With the pictures omitted, write out the entries that follow exactly as they stand.
**** Record extracts
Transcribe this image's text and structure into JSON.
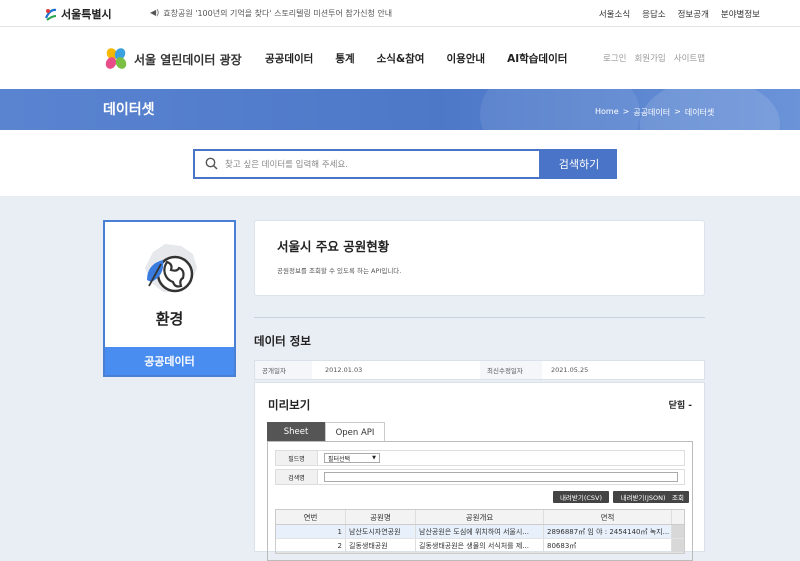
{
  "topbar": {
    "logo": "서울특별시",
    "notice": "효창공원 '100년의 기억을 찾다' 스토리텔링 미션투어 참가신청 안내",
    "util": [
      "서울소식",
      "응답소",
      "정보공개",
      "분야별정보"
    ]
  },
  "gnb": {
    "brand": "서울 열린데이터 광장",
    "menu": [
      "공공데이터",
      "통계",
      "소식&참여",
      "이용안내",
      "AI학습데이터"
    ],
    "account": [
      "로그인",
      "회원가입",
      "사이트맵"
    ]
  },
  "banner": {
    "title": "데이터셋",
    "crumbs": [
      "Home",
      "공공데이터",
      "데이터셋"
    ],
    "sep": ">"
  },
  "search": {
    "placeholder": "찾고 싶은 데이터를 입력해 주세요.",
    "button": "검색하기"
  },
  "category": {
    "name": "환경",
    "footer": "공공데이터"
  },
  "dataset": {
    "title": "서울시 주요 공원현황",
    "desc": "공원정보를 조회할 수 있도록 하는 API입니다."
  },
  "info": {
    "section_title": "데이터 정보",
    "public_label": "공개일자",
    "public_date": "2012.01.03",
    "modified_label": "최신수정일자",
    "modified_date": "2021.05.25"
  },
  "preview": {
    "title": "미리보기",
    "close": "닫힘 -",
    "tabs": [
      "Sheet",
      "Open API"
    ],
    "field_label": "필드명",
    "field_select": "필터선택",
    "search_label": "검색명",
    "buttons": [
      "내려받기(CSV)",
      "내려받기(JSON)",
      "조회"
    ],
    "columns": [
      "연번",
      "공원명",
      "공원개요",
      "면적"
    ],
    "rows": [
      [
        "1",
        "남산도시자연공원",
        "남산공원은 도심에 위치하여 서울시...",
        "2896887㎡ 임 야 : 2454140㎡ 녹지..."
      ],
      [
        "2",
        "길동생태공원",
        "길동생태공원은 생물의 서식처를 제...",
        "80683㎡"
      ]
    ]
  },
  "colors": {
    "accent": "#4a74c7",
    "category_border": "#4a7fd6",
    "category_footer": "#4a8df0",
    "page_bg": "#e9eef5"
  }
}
********
Result of the exercise:
Transcribe this image's text and structure into JSON.
{
  "topbar": {
    "logo": "서울특별시",
    "notice": "효창공원 '100년의 기억을 찾다' 스토리텔링 미션투어 참가신청 안내",
    "util": [
      "서울소식",
      "응답소",
      "정보공개",
      "분야별정보"
    ]
  },
  "gnb": {
    "brand": "서울 열린데이터 광장",
    "menu": [
      "공공데이터",
      "통계",
      "소식&참여",
      "이용안내",
      "AI학습데이터"
    ],
    "account": [
      "로그인",
      "회원가입",
      "사이트맵"
    ]
  },
  "banner": {
    "title": "데이터셋",
    "crumbs": [
      "Home",
      "공공데이터",
      "데이터셋"
    ],
    "sep": ">"
  },
  "search": {
    "placeholder": "찾고 싶은 데이터를 입력해 주세요.",
    "button": "검색하기"
  },
  "category": {
    "name": "환경",
    "footer": "공공데이터"
  },
  "dataset": {
    "title": "서울시 주요 공원현황",
    "desc": "공원정보를 조회할 수 있도록 하는 API입니다."
  },
  "info": {
    "section_title": "데이터 정보",
    "public_label": "공개일자",
    "public_date": "2012.01.03",
    "modified_label": "최신수정일자",
    "modified_date": "2021.05.25"
  },
  "preview": {
    "title": "미리보기",
    "close": "닫힘 -",
    "tabs": [
      "Sheet",
      "Open API"
    ],
    "field_label": "필드명",
    "field_select": "필터선택",
    "search_label": "검색명",
    "buttons": [
      "내려받기(CSV)",
      "내려받기(JSON)",
      "조회"
    ],
    "columns": [
      "연번",
      "공원명",
      "공원개요",
      "면적"
    ],
    "rows": [
      [
        "1",
        "남산도시자연공원",
        "남산공원은 도심에 위치하여 서울시...",
        "2896887㎡ 임 야 : 2454140㎡ 녹지..."
      ],
      [
        "2",
        "길동생태공원",
        "길동생태공원은 생물의 서식처를 제...",
        "80683㎡"
      ]
    ]
  },
  "colors": {
    "accent": "#4a74c7",
    "category_border": "#4a7fd6",
    "category_footer": "#4a8df0",
    "page_bg": "#e9eef5"
  }
}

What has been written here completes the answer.